* Data shown:

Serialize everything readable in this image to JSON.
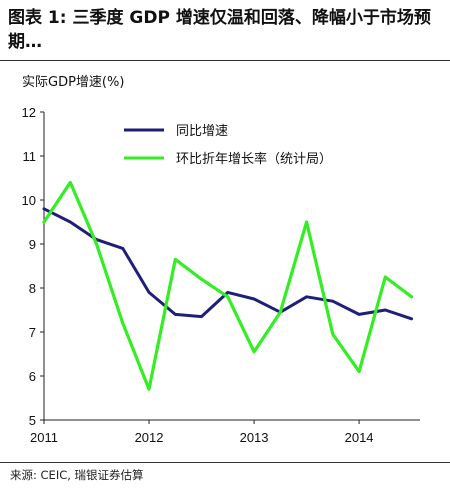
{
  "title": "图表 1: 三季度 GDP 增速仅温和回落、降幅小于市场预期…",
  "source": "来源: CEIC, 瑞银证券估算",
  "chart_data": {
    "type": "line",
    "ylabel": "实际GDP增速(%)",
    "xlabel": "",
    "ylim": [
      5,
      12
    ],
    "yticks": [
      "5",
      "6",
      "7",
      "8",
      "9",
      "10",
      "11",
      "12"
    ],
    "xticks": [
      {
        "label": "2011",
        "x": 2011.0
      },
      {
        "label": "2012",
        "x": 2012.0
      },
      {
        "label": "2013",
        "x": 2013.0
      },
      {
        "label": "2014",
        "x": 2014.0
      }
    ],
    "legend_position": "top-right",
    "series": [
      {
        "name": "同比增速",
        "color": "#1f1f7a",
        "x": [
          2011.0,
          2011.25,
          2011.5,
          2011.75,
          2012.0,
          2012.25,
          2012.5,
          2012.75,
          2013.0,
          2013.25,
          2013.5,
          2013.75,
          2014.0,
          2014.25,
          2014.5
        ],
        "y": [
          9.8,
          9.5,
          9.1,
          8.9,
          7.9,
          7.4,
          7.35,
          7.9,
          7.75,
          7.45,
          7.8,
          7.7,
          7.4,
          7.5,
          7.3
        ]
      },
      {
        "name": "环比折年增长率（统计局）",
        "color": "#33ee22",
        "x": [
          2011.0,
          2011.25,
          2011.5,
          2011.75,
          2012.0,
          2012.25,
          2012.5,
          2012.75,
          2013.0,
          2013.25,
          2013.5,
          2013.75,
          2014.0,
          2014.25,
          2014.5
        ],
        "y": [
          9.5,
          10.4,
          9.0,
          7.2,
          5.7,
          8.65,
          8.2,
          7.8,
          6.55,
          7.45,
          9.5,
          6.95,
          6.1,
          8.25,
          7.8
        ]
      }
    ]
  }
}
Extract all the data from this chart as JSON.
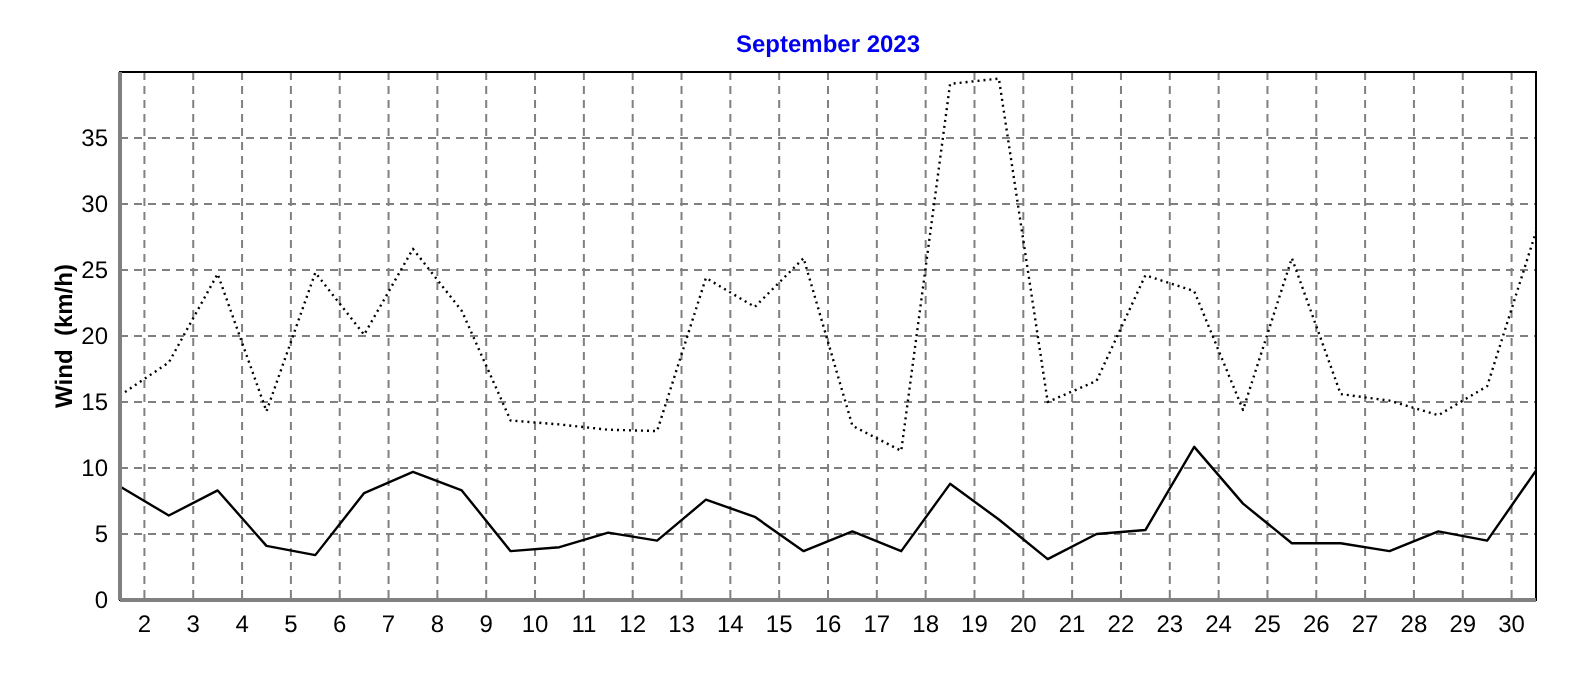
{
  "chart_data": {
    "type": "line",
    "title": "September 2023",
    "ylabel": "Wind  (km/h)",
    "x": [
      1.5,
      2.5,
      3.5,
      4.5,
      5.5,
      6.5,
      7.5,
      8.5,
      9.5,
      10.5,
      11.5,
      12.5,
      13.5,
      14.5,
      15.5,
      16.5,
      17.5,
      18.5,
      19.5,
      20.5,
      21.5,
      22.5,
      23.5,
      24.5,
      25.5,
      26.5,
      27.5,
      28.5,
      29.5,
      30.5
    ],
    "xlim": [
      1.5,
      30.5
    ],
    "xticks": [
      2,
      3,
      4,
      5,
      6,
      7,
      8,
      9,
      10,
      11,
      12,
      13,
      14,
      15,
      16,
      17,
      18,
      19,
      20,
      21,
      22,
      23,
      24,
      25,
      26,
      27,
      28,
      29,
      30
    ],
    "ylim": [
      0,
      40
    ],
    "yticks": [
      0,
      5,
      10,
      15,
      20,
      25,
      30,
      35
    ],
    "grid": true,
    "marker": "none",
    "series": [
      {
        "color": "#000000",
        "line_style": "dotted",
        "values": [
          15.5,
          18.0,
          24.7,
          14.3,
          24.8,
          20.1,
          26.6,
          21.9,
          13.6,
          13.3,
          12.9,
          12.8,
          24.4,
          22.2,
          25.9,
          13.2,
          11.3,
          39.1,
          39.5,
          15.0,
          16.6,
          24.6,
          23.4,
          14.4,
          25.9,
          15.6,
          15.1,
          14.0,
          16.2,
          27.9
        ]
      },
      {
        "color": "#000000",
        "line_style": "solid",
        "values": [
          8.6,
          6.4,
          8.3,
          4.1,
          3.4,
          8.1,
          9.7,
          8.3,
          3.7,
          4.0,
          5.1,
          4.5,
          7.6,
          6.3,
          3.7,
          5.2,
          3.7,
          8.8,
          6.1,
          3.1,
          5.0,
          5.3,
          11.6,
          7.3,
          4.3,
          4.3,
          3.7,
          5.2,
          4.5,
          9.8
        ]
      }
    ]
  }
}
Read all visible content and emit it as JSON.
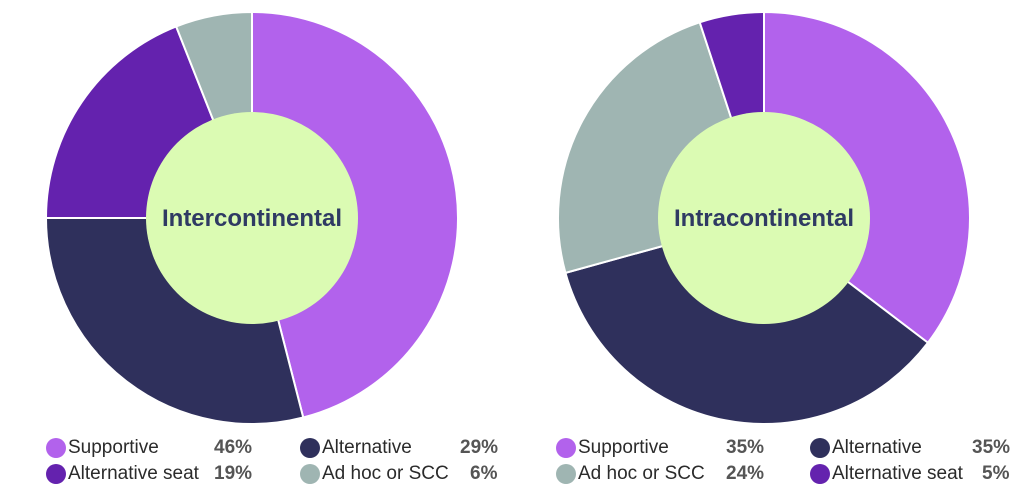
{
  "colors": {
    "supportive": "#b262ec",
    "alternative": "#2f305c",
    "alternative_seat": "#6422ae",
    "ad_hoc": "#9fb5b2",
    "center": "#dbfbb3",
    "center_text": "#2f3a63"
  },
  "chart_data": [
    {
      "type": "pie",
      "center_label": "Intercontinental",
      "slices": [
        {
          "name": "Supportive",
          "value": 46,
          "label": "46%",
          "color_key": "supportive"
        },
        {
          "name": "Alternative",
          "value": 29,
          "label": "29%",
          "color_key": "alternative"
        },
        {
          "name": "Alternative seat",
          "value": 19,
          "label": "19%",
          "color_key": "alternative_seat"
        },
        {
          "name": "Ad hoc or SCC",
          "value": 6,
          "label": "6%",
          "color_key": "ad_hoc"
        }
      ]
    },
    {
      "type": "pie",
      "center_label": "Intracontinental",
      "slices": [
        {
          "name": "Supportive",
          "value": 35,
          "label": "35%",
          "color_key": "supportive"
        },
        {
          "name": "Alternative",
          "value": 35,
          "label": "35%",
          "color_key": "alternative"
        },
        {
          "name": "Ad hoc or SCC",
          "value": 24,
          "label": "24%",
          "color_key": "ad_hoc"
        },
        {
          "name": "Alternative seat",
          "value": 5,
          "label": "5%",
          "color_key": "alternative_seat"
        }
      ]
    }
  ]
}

* What needs to be done:
Select the lines from the entries that include the word "JSON".

* Written answer:
Serialize everything readable in this image to JSON.
Extract all the data from this chart as JSON.
Read all visible content and emit it as JSON.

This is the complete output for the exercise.